Figure record listings
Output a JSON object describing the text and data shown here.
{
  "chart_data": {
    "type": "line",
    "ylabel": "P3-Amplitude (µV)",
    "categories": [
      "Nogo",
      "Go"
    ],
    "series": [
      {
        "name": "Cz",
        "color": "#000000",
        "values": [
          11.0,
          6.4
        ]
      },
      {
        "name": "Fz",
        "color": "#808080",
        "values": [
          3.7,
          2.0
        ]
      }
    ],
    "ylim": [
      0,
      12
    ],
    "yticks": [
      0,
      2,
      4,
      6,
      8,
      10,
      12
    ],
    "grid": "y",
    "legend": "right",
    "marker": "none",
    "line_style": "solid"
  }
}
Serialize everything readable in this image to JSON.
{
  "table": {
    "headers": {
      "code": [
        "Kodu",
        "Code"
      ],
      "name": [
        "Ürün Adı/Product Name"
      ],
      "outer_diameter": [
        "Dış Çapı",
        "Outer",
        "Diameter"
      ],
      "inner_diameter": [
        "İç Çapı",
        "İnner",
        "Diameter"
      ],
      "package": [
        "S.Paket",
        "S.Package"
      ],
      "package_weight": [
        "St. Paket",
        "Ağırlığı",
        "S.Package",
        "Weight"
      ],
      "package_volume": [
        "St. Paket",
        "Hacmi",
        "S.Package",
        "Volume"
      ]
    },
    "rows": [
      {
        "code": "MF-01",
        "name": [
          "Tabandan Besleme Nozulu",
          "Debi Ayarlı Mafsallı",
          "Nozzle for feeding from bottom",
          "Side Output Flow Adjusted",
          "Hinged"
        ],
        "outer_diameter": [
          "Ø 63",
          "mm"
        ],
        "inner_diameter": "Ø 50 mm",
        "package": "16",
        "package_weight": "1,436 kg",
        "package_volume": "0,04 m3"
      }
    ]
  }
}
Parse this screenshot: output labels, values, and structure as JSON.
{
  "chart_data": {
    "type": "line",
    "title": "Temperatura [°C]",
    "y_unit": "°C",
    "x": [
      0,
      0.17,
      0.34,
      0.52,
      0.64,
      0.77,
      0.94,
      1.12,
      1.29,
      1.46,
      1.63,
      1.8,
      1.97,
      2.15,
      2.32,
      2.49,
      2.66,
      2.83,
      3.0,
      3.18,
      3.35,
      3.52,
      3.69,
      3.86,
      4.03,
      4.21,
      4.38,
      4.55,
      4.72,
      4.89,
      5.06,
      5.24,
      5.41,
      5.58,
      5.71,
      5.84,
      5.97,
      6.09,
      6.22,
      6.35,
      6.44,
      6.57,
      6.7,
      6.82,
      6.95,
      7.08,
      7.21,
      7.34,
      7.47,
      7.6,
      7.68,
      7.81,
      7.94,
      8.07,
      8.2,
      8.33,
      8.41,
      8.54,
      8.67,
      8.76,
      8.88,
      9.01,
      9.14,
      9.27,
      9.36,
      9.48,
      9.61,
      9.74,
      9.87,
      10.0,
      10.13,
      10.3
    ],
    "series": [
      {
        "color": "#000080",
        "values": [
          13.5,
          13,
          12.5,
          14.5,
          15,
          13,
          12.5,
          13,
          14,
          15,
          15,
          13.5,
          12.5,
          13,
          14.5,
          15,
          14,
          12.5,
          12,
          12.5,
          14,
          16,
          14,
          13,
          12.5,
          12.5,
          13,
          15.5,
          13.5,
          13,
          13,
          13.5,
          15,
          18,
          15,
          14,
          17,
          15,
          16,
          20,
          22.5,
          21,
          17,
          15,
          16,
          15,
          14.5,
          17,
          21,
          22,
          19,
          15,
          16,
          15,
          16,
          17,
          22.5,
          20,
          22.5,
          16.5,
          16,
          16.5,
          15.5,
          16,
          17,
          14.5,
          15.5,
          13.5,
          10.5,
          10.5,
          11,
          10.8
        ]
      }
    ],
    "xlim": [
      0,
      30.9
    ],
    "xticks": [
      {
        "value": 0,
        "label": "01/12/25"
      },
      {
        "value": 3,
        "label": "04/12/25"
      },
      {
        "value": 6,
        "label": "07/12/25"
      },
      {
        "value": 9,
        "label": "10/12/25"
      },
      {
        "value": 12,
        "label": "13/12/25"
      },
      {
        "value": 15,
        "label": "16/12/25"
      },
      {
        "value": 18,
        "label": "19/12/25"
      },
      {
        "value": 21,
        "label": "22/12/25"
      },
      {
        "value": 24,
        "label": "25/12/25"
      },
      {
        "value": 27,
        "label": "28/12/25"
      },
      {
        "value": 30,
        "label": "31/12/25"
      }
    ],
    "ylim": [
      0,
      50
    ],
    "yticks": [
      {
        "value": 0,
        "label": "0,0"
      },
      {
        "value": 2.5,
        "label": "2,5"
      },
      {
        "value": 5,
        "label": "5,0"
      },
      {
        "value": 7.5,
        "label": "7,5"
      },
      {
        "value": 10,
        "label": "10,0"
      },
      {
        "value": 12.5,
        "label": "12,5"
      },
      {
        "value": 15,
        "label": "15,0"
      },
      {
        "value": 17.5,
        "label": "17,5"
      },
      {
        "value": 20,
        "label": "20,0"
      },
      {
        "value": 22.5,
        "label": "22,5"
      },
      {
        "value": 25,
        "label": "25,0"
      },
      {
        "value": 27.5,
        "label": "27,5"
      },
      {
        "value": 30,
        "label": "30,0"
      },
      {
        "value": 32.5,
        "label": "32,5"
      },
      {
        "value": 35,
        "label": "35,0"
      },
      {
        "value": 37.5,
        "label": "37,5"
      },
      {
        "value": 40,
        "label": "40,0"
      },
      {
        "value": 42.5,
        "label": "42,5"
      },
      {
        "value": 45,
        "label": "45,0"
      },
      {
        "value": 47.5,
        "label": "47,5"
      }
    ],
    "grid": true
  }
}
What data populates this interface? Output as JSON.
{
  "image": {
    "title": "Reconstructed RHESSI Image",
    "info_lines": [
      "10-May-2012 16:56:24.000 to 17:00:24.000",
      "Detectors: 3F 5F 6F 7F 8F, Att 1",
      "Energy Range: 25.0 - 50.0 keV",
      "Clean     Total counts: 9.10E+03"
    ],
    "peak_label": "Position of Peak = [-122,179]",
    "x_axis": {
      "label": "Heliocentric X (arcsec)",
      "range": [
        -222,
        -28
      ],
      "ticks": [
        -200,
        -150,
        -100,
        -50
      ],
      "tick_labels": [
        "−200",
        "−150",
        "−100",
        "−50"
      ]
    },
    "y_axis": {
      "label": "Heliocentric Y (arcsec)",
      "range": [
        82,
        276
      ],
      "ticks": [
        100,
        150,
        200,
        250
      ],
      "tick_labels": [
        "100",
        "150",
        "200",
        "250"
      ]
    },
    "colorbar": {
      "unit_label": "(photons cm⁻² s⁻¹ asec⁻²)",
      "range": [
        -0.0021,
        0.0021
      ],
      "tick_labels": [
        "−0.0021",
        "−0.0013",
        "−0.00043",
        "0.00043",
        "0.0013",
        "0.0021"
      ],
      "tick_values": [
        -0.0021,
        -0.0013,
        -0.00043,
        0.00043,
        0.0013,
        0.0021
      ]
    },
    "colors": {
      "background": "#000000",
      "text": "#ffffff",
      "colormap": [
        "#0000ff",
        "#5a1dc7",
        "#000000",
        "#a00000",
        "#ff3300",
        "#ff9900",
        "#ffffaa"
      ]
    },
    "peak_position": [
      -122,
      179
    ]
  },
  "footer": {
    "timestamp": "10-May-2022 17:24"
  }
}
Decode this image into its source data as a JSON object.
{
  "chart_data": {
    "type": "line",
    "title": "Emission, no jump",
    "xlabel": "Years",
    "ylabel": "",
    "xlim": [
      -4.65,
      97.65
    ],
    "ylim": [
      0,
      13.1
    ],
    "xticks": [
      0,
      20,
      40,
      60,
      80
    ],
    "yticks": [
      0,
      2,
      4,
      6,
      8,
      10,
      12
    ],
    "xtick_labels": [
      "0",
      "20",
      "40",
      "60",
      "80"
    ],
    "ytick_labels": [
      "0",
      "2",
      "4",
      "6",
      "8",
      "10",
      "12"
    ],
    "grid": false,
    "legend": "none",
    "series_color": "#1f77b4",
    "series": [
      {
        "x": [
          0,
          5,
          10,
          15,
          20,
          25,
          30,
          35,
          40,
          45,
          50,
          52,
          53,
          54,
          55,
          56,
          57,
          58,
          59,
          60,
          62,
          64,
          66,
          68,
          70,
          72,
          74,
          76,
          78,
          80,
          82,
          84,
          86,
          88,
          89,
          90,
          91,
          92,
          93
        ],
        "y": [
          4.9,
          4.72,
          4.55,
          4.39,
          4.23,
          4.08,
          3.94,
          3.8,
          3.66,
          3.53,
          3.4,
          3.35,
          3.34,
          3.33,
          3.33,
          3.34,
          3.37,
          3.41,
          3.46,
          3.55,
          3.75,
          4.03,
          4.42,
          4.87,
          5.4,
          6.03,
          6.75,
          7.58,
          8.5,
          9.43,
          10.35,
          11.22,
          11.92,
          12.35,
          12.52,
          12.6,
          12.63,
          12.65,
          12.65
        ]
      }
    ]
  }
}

■ **SET PROBLEM**
For each line in the data above that contains the string "text", extract the line.

■ **SOLUTION TO THIS TASK**
Output a JSON object describing the text and data shown here.
      "text": "#ffffff",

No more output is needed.